Give only the number of lines where "name" occurs.
________
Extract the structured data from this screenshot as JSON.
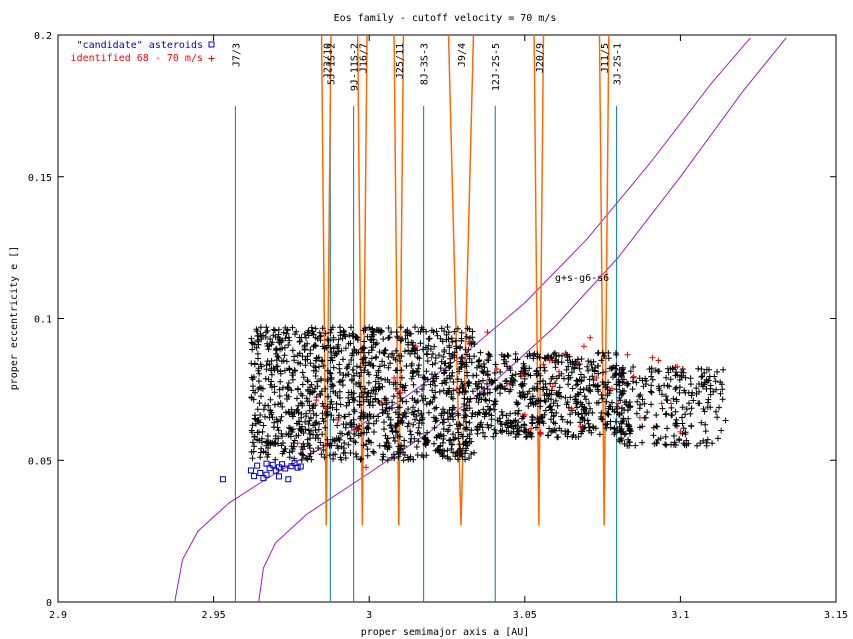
{
  "chart_data": {
    "type": "scatter",
    "title": "Eos family - cutoff velocity = 70 m/s",
    "xlabel": "proper semimajor axis a [AU]",
    "ylabel": "proper eccentricity e []",
    "xlim": [
      2.9,
      3.15
    ],
    "ylim": [
      0,
      0.2
    ],
    "x_ticks": [
      {
        "value": 2.9,
        "label": "2.9"
      },
      {
        "value": 2.95,
        "label": "2.95"
      },
      {
        "value": 3.0,
        "label": "3"
      },
      {
        "value": 3.05,
        "label": "3.05"
      },
      {
        "value": 3.1,
        "label": "3.1"
      },
      {
        "value": 3.15,
        "label": "3.15"
      }
    ],
    "y_ticks": [
      {
        "value": 0,
        "label": "0"
      },
      {
        "value": 0.05,
        "label": "0.05"
      },
      {
        "value": 0.1,
        "label": "0.1"
      },
      {
        "value": 0.15,
        "label": "0.15"
      },
      {
        "value": 0.2,
        "label": "0.2"
      }
    ],
    "grid": false,
    "legend_position": "top-left",
    "series": [
      {
        "name": "\"candidate\" asteroids",
        "marker": "square",
        "color": "#0000cc",
        "points": [
          [
            2.953,
            0.0433
          ],
          [
            2.962,
            0.0464
          ],
          [
            2.963,
            0.0444
          ],
          [
            2.964,
            0.0481
          ],
          [
            2.965,
            0.0455
          ],
          [
            2.966,
            0.0437
          ],
          [
            2.967,
            0.0449
          ],
          [
            2.968,
            0.0472
          ],
          [
            2.969,
            0.0484
          ],
          [
            2.97,
            0.0463
          ],
          [
            2.971,
            0.0443
          ],
          [
            2.972,
            0.0486
          ],
          [
            2.973,
            0.0471
          ],
          [
            2.974,
            0.0433
          ],
          [
            2.975,
            0.0479
          ],
          [
            2.976,
            0.049
          ],
          [
            2.977,
            0.0474
          ],
          [
            2.978,
            0.0478
          ],
          [
            2.967,
            0.0488
          ],
          [
            2.971,
            0.0475
          ]
        ]
      },
      {
        "name": "identified 68 - 70 m/s",
        "marker": "plus",
        "color": "#ff0000",
        "points": [
          [
            2.977,
            0.056
          ],
          [
            2.983,
            0.0712
          ],
          [
            2.986,
            0.0682
          ],
          [
            2.99,
            0.0642
          ],
          [
            2.996,
            0.061
          ],
          [
            2.999,
            0.0475
          ],
          [
            3.004,
            0.0702
          ],
          [
            3.008,
            0.079
          ],
          [
            3.015,
            0.0902
          ],
          [
            3.02,
            0.0862
          ],
          [
            3.032,
            0.0918
          ],
          [
            3.038,
            0.0952
          ],
          [
            3.041,
            0.0822
          ],
          [
            3.045,
            0.077
          ],
          [
            3.049,
            0.0802
          ],
          [
            3.052,
            0.0612
          ],
          [
            3.055,
            0.0598
          ],
          [
            3.056,
            0.0838
          ],
          [
            3.058,
            0.0852
          ],
          [
            3.061,
            0.0812
          ],
          [
            3.063,
            0.0878
          ],
          [
            3.065,
            0.0682
          ],
          [
            3.067,
            0.0842
          ],
          [
            3.069,
            0.0902
          ],
          [
            3.071,
            0.0932
          ],
          [
            3.073,
            0.079
          ],
          [
            3.076,
            0.0812
          ],
          [
            3.078,
            0.0752
          ],
          [
            3.083,
            0.0872
          ],
          [
            3.085,
            0.0795
          ],
          [
            3.091,
            0.0862
          ],
          [
            3.093,
            0.0852
          ],
          [
            3.094,
            0.07
          ],
          [
            3.097,
            0.07
          ],
          [
            3.1,
            0.06
          ],
          [
            3.099,
            0.083
          ],
          [
            3.087,
            0.065
          ],
          [
            3.08,
            0.07
          ],
          [
            3.068,
            0.062
          ],
          [
            3.059,
            0.076
          ],
          [
            3.05,
            0.066
          ],
          [
            3.028,
            0.075
          ],
          [
            3.01,
            0.074
          ]
        ]
      }
    ],
    "background_population": {
      "marker": "plus",
      "color": "#000000",
      "count": 2100,
      "a_range": [
        2.96,
        3.115
      ],
      "e_range": [
        0.048,
        0.098
      ]
    },
    "resonances": [
      {
        "label": "J7/3",
        "a": 2.957,
        "color": "#0a7a9f",
        "e_top": 0.175
      },
      {
        "label": "5J-1S-2",
        "a": 2.9875,
        "color": "#0a7a9f",
        "e_top": 0.175
      },
      {
        "label": "9J-11S-2",
        "a": 2.995,
        "color": "#0a7a9f",
        "e_top": 0.175
      },
      {
        "label": "8J-3S-3",
        "a": 3.0175,
        "color": "#0a7a9f",
        "e_top": 0.175
      },
      {
        "label": "12J-2S-5",
        "a": 3.0405,
        "color": "#0a7a9f",
        "e_top": 0.175
      },
      {
        "label": "3J-2S-1",
        "a": 3.0795,
        "color": "#0a7a9f",
        "e_top": 0.175
      },
      {
        "label": "J23/10",
        "a": 2.9862,
        "color": "#ff6a00",
        "e_top": 0.2
      },
      {
        "label": "J16/7",
        "a": 2.9978,
        "color": "#ff6a00",
        "e_top": 0.2
      },
      {
        "label": "J25/11",
        "a": 3.0095,
        "color": "#ff6a00",
        "e_top": 0.2
      },
      {
        "label": "J9/4",
        "a": 3.0295,
        "color": "#ff6a00",
        "e_top": 0.2
      },
      {
        "label": "J20/9",
        "a": 3.0545,
        "color": "#ff6a00",
        "e_top": 0.2
      },
      {
        "label": "J11/5",
        "a": 3.0755,
        "color": "#ff6a00",
        "e_top": 0.2
      }
    ],
    "secular_resonance": {
      "label": "g+s-g6-s6",
      "color": "#a020c0",
      "curves": [
        [
          [
            2.9375,
            0.0
          ],
          [
            2.94,
            0.015
          ],
          [
            2.945,
            0.025
          ],
          [
            2.955,
            0.035
          ],
          [
            2.97,
            0.0455
          ],
          [
            2.99,
            0.0575
          ],
          [
            3.01,
            0.071
          ],
          [
            3.03,
            0.087
          ],
          [
            3.05,
            0.1055
          ],
          [
            3.07,
            0.128
          ],
          [
            3.09,
            0.1545
          ],
          [
            3.11,
            0.183
          ],
          [
            3.1225,
            0.199
          ]
        ],
        [
          [
            2.9645,
            0.0
          ],
          [
            2.966,
            0.012
          ],
          [
            2.97,
            0.021
          ],
          [
            2.98,
            0.031
          ],
          [
            3.0,
            0.0455
          ],
          [
            3.02,
            0.0605
          ],
          [
            3.04,
            0.0775
          ],
          [
            3.06,
            0.0975
          ],
          [
            3.08,
            0.1215
          ],
          [
            3.1,
            0.15
          ],
          [
            3.12,
            0.18
          ],
          [
            3.134,
            0.199
          ]
        ]
      ]
    }
  }
}
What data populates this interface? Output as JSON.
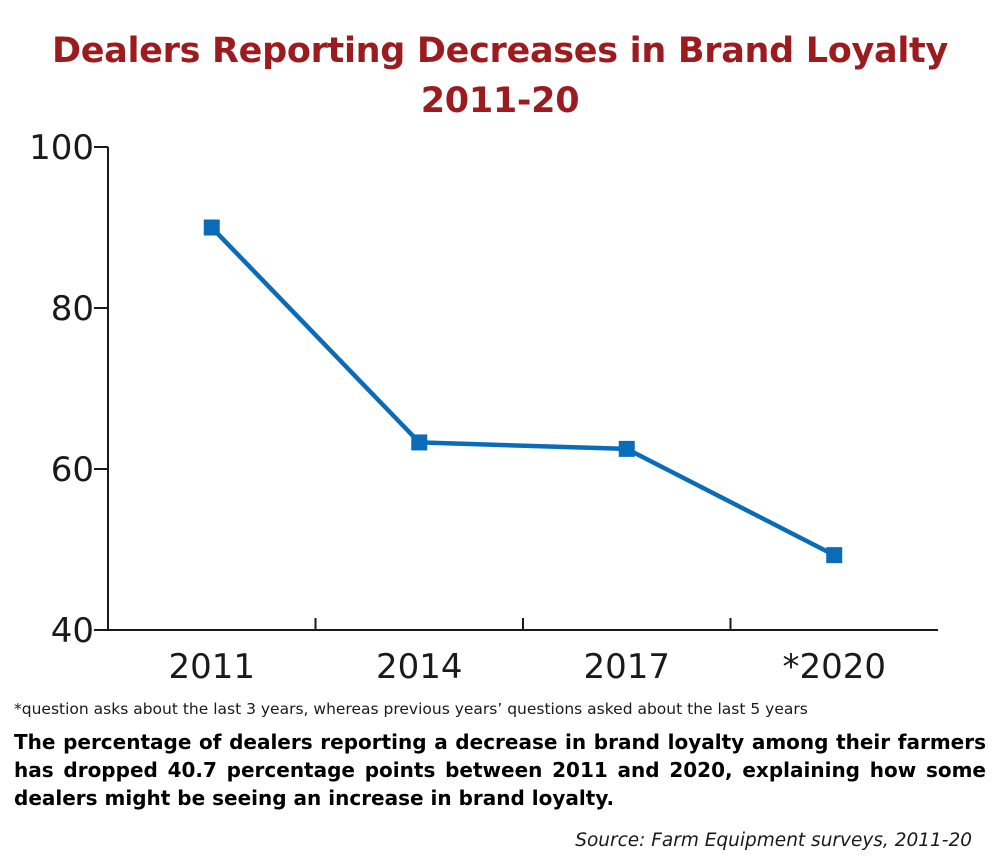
________
_The response_
2